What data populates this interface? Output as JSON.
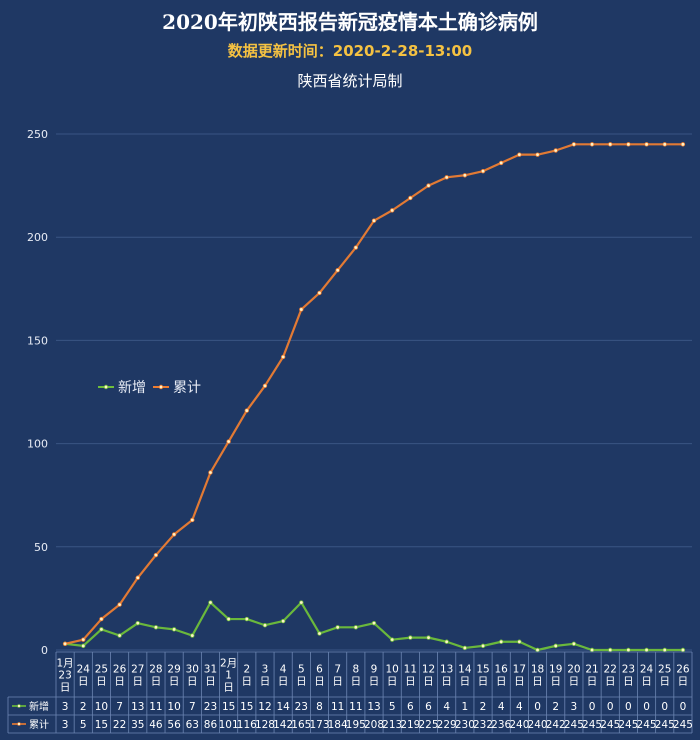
{
  "header": {
    "title": "2020年初陕西报告新冠疫情本土确诊病例",
    "update_time": "数据更新时间：2020-2-28-13:00",
    "source": "陕西省统计局制"
  },
  "chart_data": {
    "type": "line",
    "categories": [
      "1月23日",
      "24日",
      "25日",
      "26日",
      "27日",
      "28日",
      "29日",
      "30日",
      "31日",
      "2月1日",
      "2日",
      "3日",
      "4日",
      "5日",
      "6日",
      "7日",
      "8日",
      "9日",
      "10日",
      "11日",
      "12日",
      "13日",
      "14日",
      "15日",
      "16日",
      "17日",
      "18日",
      "19日",
      "20日",
      "21日",
      "22日",
      "23日",
      "24日",
      "25日",
      "26日"
    ],
    "series": [
      {
        "name": "新增",
        "color": "#6fbf3a",
        "values": [
          3,
          2,
          10,
          7,
          13,
          11,
          10,
          7,
          23,
          15,
          15,
          12,
          14,
          23,
          8,
          11,
          11,
          13,
          5,
          6,
          6,
          4,
          1,
          2,
          4,
          4,
          0,
          2,
          3,
          0,
          0,
          0,
          0,
          0,
          0
        ]
      },
      {
        "name": "累计",
        "color": "#ed7d31",
        "values": [
          3,
          5,
          15,
          22,
          35,
          46,
          56,
          63,
          86,
          101,
          116,
          128,
          142,
          165,
          173,
          184,
          195,
          208,
          213,
          219,
          225,
          229,
          230,
          232,
          236,
          240,
          240,
          242,
          245,
          245,
          245,
          245,
          245,
          245,
          245
        ]
      }
    ],
    "ylim": [
      0,
      250
    ],
    "yticks": [
      0,
      50,
      100,
      150,
      200,
      250
    ],
    "grid": true,
    "legend": "left",
    "data_table": true
  },
  "colors": {
    "background": "#1f3864",
    "gridline": "#3a5583",
    "title": "#ffffff",
    "subtitle": "#f5c242"
  }
}
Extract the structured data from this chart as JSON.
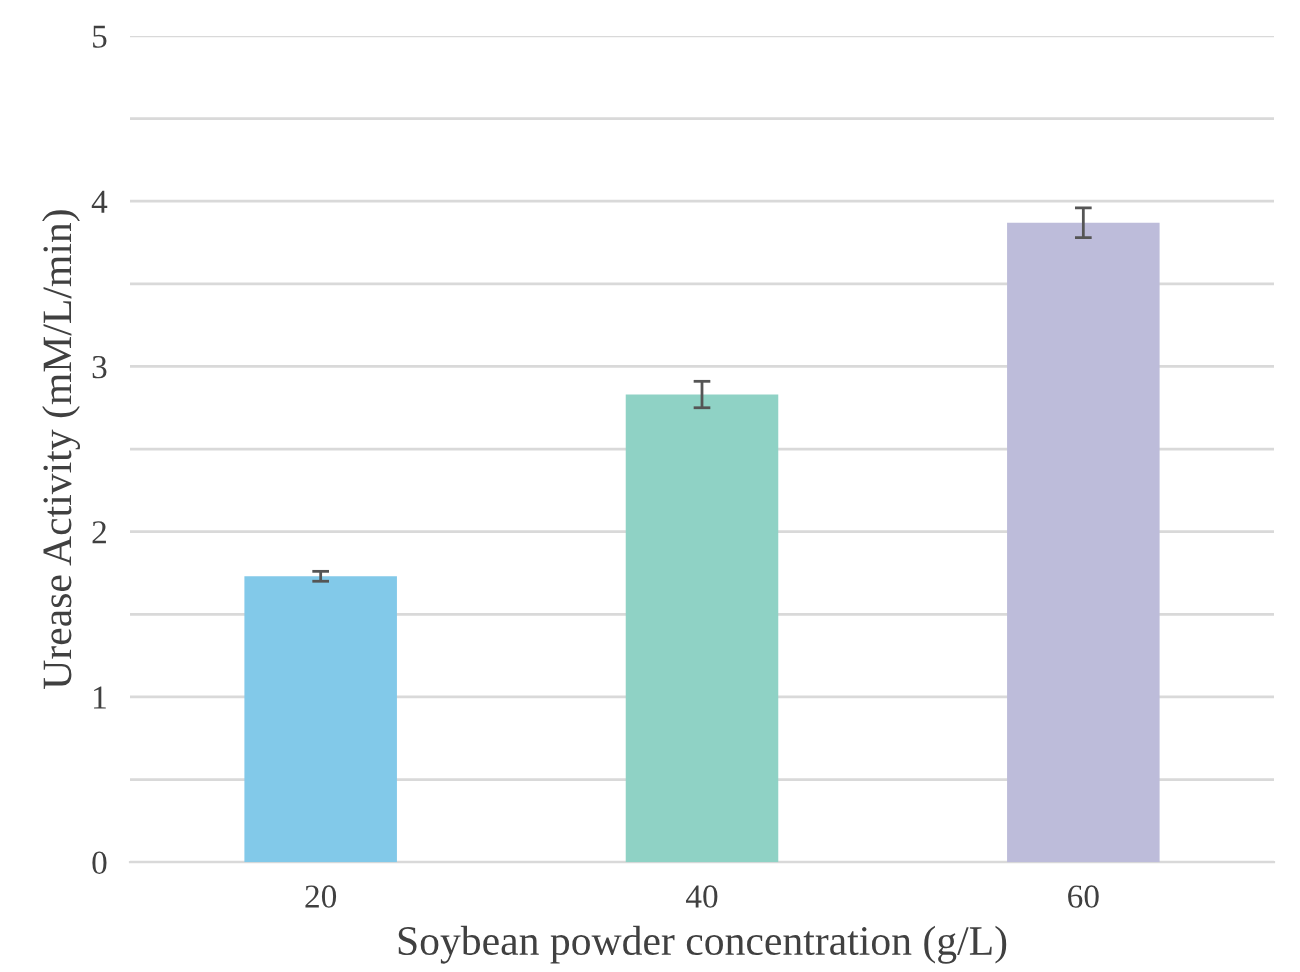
{
  "chart_data": {
    "type": "bar",
    "xlabel": "Soybean powder concentration (g/L)",
    "ylabel": "Urease Activity (mM/L/min)",
    "categories": [
      "20",
      "40",
      "60"
    ],
    "values": [
      1.73,
      2.83,
      3.87
    ],
    "errors": [
      0.03,
      0.08,
      0.09
    ],
    "colors": [
      "#82c9e9",
      "#8fd2c5",
      "#bdbcda"
    ],
    "ylim": [
      0,
      5
    ],
    "yticks": [
      0,
      {
        "value": 0.5,
        "label": null
      },
      1,
      {
        "value": 1.5,
        "label": null
      },
      2,
      {
        "value": 2.5,
        "label": null
      },
      3,
      {
        "value": 3.5,
        "label": null
      },
      4,
      {
        "value": 4.5,
        "label": null
      },
      5
    ],
    "grid": "y"
  }
}
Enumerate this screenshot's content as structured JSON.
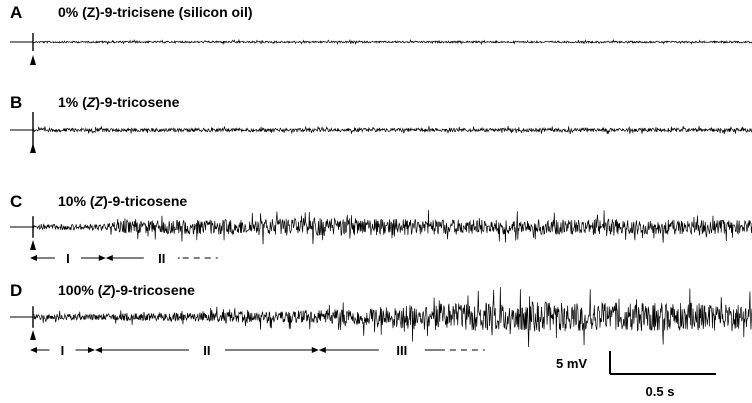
{
  "chart_data": {
    "type": "line",
    "panels": [
      {
        "label": "A",
        "title_parts": [
          {
            "text": "0% (",
            "italic": false
          },
          {
            "text": "Z",
            "italic": false
          },
          {
            "text": ")-9-tricisene  (silicon oil)",
            "italic": false
          }
        ],
        "activity_profile": [
          [
            0,
            0.06
          ],
          [
            1,
            0.06
          ]
        ],
        "stimulus_artifact": 0.5,
        "phases": []
      },
      {
        "label": "B",
        "title_parts": [
          {
            "text": "1% (",
            "italic": false
          },
          {
            "text": "Z",
            "italic": true
          },
          {
            "text": ")-9-tricosene",
            "italic": false
          }
        ],
        "activity_profile": [
          [
            0,
            0.12
          ],
          [
            1,
            0.12
          ]
        ],
        "stimulus_artifact": 1.0,
        "phases": []
      },
      {
        "label": "C",
        "title_parts": [
          {
            "text": "10% (",
            "italic": false
          },
          {
            "text": "Z",
            "italic": true
          },
          {
            "text": ")-9-tricosene",
            "italic": false
          }
        ],
        "activity_profile": [
          [
            0,
            0.18
          ],
          [
            0.1,
            0.22
          ],
          [
            0.12,
            0.4
          ],
          [
            0.4,
            0.62
          ],
          [
            0.6,
            0.5
          ],
          [
            0.8,
            0.52
          ],
          [
            1,
            0.45
          ]
        ],
        "stimulus_artifact": 0.6,
        "phases": [
          {
            "label": "I",
            "start": 0.0,
            "end": 0.105,
            "open_end": false
          },
          {
            "label": "II",
            "start": 0.105,
            "end": 0.26,
            "open_end": true
          }
        ]
      },
      {
        "label": "D",
        "title_parts": [
          {
            "text": "100% (",
            "italic": false
          },
          {
            "text": "Z",
            "italic": true
          },
          {
            "text": ")-9-tricosene",
            "italic": false
          }
        ],
        "activity_profile": [
          [
            0,
            0.18
          ],
          [
            0.09,
            0.22
          ],
          [
            0.2,
            0.28
          ],
          [
            0.38,
            0.45
          ],
          [
            0.45,
            0.6
          ],
          [
            0.52,
            0.85
          ],
          [
            0.7,
            1.0
          ],
          [
            1,
            0.9
          ]
        ],
        "stimulus_artifact": 0.6,
        "phases": [
          {
            "label": "I",
            "start": 0.0,
            "end": 0.09,
            "open_end": false
          },
          {
            "label": "II",
            "start": 0.09,
            "end": 0.4,
            "open_end": false
          },
          {
            "label": "III",
            "start": 0.4,
            "end": 0.63,
            "open_end": true
          }
        ]
      }
    ],
    "scale_bar": {
      "voltage_label": "5 mV",
      "time_label": "0.5 s"
    }
  }
}
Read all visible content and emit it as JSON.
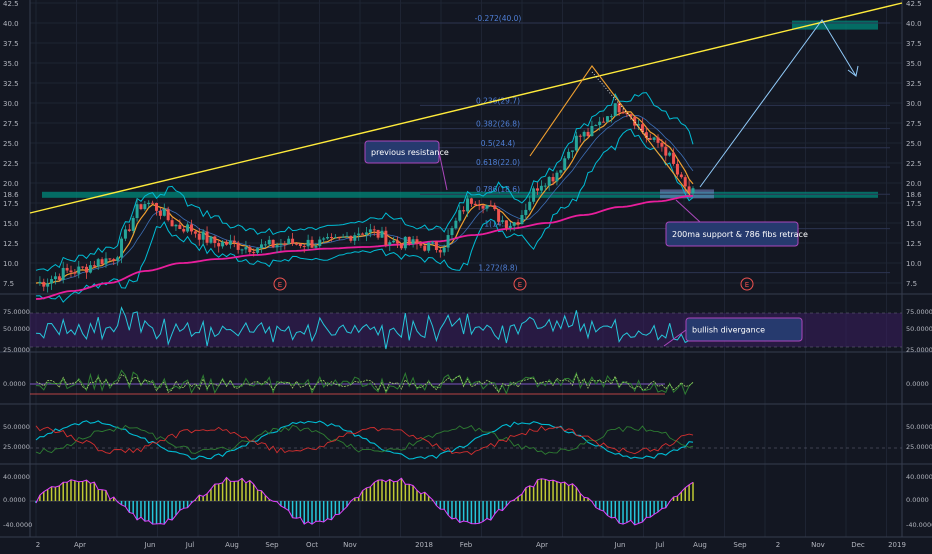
{
  "theme": {
    "background": "#131722",
    "axis_text": "#b2b5be",
    "fib_text": "#4f7fd6",
    "candle_up": "#26a69a",
    "candle_down": "#ef5350",
    "ma200": "#e91e9c",
    "ma_orange": "#f0a030",
    "bollinger": "#00bcd4",
    "trend_yellow": "#ffeb3b",
    "support_band": "#00897b",
    "annotation_bg": "#263a6e",
    "annotation_border": "#ab47bc",
    "rsi": "#26c6da",
    "rsi_band": "#3b1e5e",
    "macd_hist_pos": "#c0ca33",
    "macd_hist_neg": "#26c6da",
    "macd_hist_border": "#e040fb"
  },
  "price_axis": {
    "left_ticks": [
      "42.5",
      "40.0",
      "37.5",
      "35.0",
      "32.5",
      "30.0",
      "27.5",
      "25.0",
      "22.5",
      "20.0",
      "18.6",
      "17.5",
      "15.0",
      "12.5",
      "10.0",
      "7.5"
    ],
    "right_ticks": [
      "42.5",
      "40.0",
      "37.5",
      "35.0",
      "32.5",
      "30.0",
      "27.5",
      "25.0",
      "22.5",
      "20.0",
      "18.6",
      "17.5",
      "15.0",
      "12.5",
      "10.0",
      "7.5"
    ]
  },
  "fib_levels": [
    "-0.272(40.0)",
    "0.236(29.7)",
    "0.382(26.8)",
    "0.5(24.4)",
    "0.618(22.0)",
    "0.786(18.6)",
    "1(14.3)",
    "1.272(8.8)"
  ],
  "earnings_marker": "E",
  "annotations": {
    "previous_resistance": "previous resistance",
    "support_note": "200ma support & 786 fibs retrace",
    "bullish_divergence": "bullish divergance"
  },
  "rsi_axis": {
    "left": [
      "75.0000",
      "50.0000",
      "25.0000"
    ],
    "right": [
      "75.0000",
      "50.0000",
      "25.0000"
    ]
  },
  "osc_axis": {
    "left": [
      "0.0000"
    ],
    "right": [
      "0.0000"
    ]
  },
  "dmi_axis": {
    "left": [
      "50.0000",
      "25.0000"
    ],
    "right": [
      "50.0000",
      "25.0000"
    ]
  },
  "macd_axis": {
    "left": [
      "40.0000",
      "0.0000",
      "-40.0000"
    ],
    "right": [
      "40.0000",
      "0.0000",
      "-40.0000"
    ]
  },
  "time_axis": [
    "2",
    "Apr",
    "Jun",
    "Jul",
    "Aug",
    "Sep",
    "Oct",
    "Nov",
    "2018",
    "Feb",
    "Apr",
    "Jun",
    "Jul",
    "Aug",
    "Sep",
    "2",
    "Nov",
    "Dec",
    "2019"
  ],
  "chart_data": {
    "type": "line",
    "title": "",
    "xlabel": "",
    "ylabel": "",
    "ylim": [
      5.0,
      42.5
    ],
    "x": [
      "2017-01",
      "2017-02",
      "2017-03",
      "2017-04",
      "2017-05",
      "2017-06",
      "2017-07",
      "2017-08",
      "2017-09",
      "2017-10",
      "2017-11",
      "2017-12",
      "2018-01",
      "2018-02",
      "2018-03",
      "2018-04",
      "2018-05",
      "2018-06",
      "2018-07"
    ],
    "series": [
      {
        "values": [
          7.5,
          9.0,
          10.5,
          17.5,
          14.5,
          12.5,
          12.0,
          12.5,
          12.5,
          14.0,
          12.5,
          12.0,
          18.0,
          15.0,
          20.5,
          26.0,
          29.5,
          25.0,
          18.6
        ]
      },
      {
        "name": "200ma",
        "values": [
          5.5,
          6.5,
          7.5,
          9.0,
          10.0,
          10.5,
          11.0,
          11.5,
          11.8,
          12.0,
          12.3,
          12.7,
          13.5,
          14.3,
          15.0,
          16.0,
          17.0,
          17.7,
          18.4
        ]
      }
    ],
    "levels": [
      40.0,
      29.7,
      26.8,
      24.4,
      22.0,
      18.6,
      14.3,
      8.8
    ],
    "grid": true
  }
}
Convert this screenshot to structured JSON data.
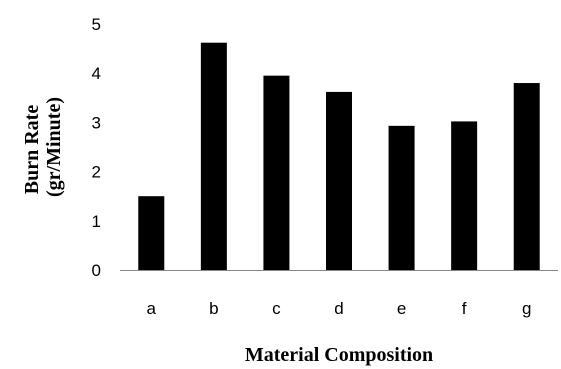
{
  "chart_data": {
    "type": "bar",
    "categories": [
      "a",
      "b",
      "c",
      "d",
      "e",
      "f",
      "g"
    ],
    "values": [
      1.5,
      4.62,
      3.95,
      3.62,
      2.93,
      3.02,
      3.8
    ],
    "title": "",
    "xlabel": "Material Composition",
    "ylabel_lines": [
      "Burn Rate",
      "(gr/Minute)"
    ],
    "ylim": [
      0,
      5
    ],
    "yticks": [
      0,
      1,
      2,
      3,
      4,
      5
    ],
    "grid": false,
    "legend": "none",
    "bar_color": "#000000",
    "axis_color": "#868686"
  }
}
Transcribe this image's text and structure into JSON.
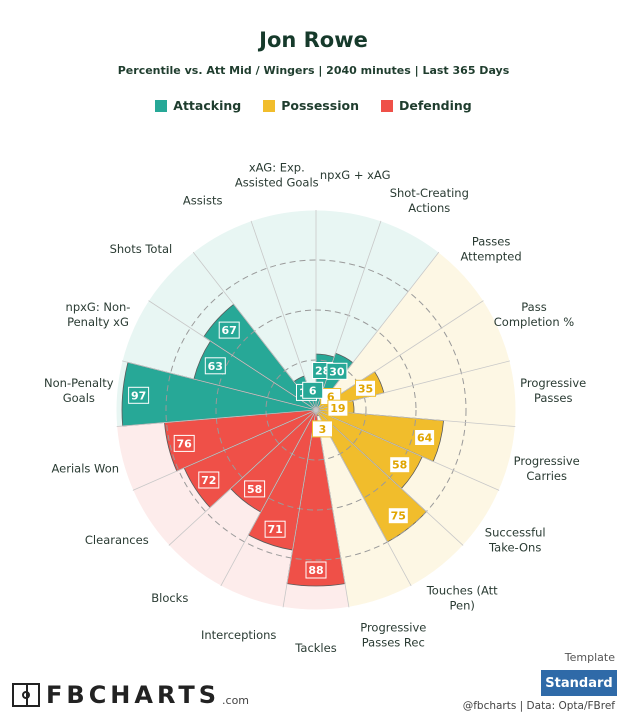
{
  "header": {
    "title": "Jon Rowe",
    "subtitle": "Percentile vs. Att Mid / Wingers | 2040 minutes | Last 365 Days"
  },
  "colors": {
    "Attacking": "#27a897",
    "Possession": "#f1bd2c",
    "Defending": "#ef5048"
  },
  "chart_data": {
    "type": "radar",
    "legend_placement": "top",
    "r_range": [
      0,
      100
    ],
    "legend": [
      "Attacking",
      "Possession",
      "Defending"
    ],
    "categories": [
      {
        "label": [
          "npxG + xAG"
        ],
        "value": 28,
        "group": "Attacking"
      },
      {
        "label": [
          "Shot-Creating",
          "Actions"
        ],
        "value": 30,
        "group": "Attacking"
      },
      {
        "label": [
          "Passes",
          "Attempted"
        ],
        "value": 6,
        "group": "Possession"
      },
      {
        "label": [
          "Pass",
          "Completion %"
        ],
        "value": 35,
        "group": "Possession"
      },
      {
        "label": [
          "Progressive",
          "Passes"
        ],
        "value": 19,
        "group": "Possession"
      },
      {
        "label": [
          "Progressive",
          "Carries"
        ],
        "value": 64,
        "group": "Possession"
      },
      {
        "label": [
          "Successful",
          "Take-Ons"
        ],
        "value": 58,
        "group": "Possession"
      },
      {
        "label": [
          "Touches (Att",
          "Pen)"
        ],
        "value": 75,
        "group": "Possession"
      },
      {
        "label": [
          "Progressive",
          "Passes Rec"
        ],
        "value": 3,
        "group": "Possession"
      },
      {
        "label": [
          "Tackles"
        ],
        "value": 88,
        "group": "Defending"
      },
      {
        "label": [
          "Interceptions"
        ],
        "value": 71,
        "group": "Defending"
      },
      {
        "label": [
          "Blocks"
        ],
        "value": 58,
        "group": "Defending"
      },
      {
        "label": [
          "Clearances"
        ],
        "value": 72,
        "group": "Defending"
      },
      {
        "label": [
          "Aerials Won"
        ],
        "value": 76,
        "group": "Defending"
      },
      {
        "label": [
          "Non-Penalty",
          "Goals"
        ],
        "value": 97,
        "group": "Attacking"
      },
      {
        "label": [
          "npxG: Non-",
          "Penalty xG"
        ],
        "value": 63,
        "group": "Attacking"
      },
      {
        "label": [
          "Shots Total"
        ],
        "value": 67,
        "group": "Attacking"
      },
      {
        "label": [
          "Assists"
        ],
        "value": 18,
        "group": "Attacking"
      },
      {
        "label": [
          "xAG: Exp.",
          "Assisted Goals"
        ],
        "value": 6,
        "group": "Attacking"
      }
    ]
  },
  "footer": {
    "logo_text": "FBCHARTS",
    "logo_suffix": ".com",
    "template_label": "Template",
    "template_button": "Standard",
    "credits": "@fbcharts | Data: Opta/FBref"
  }
}
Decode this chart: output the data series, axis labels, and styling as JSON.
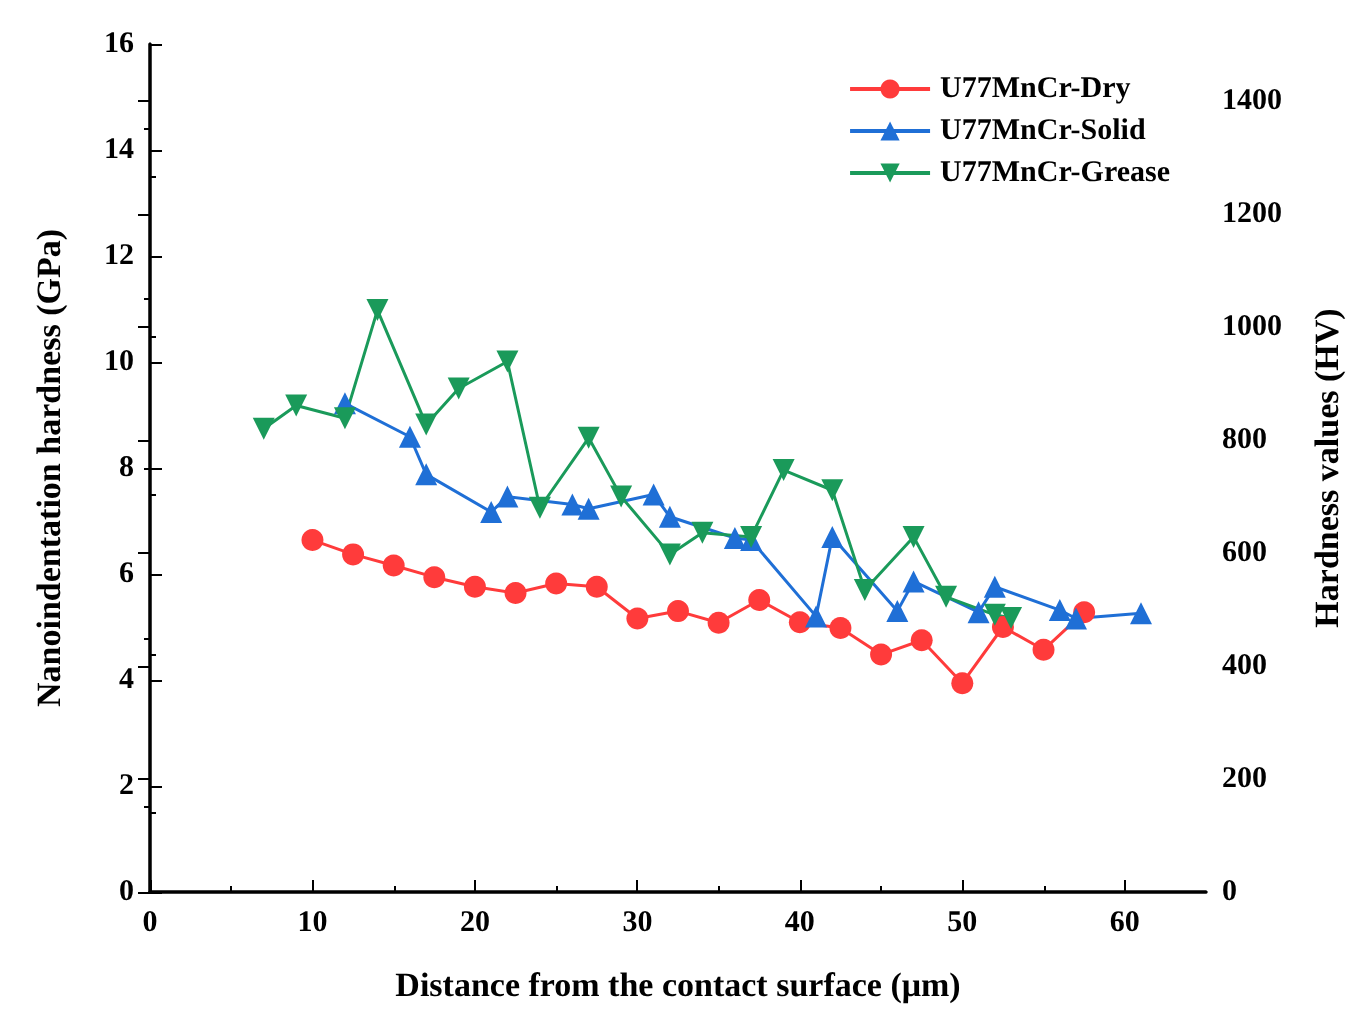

++++++++++++++++++++

**Your goal**. Return from the data every line that holds "content".

**Task answer**.
Enumerate this screenshot's content as structured JSON.
Read all visible content and emit it as JSON.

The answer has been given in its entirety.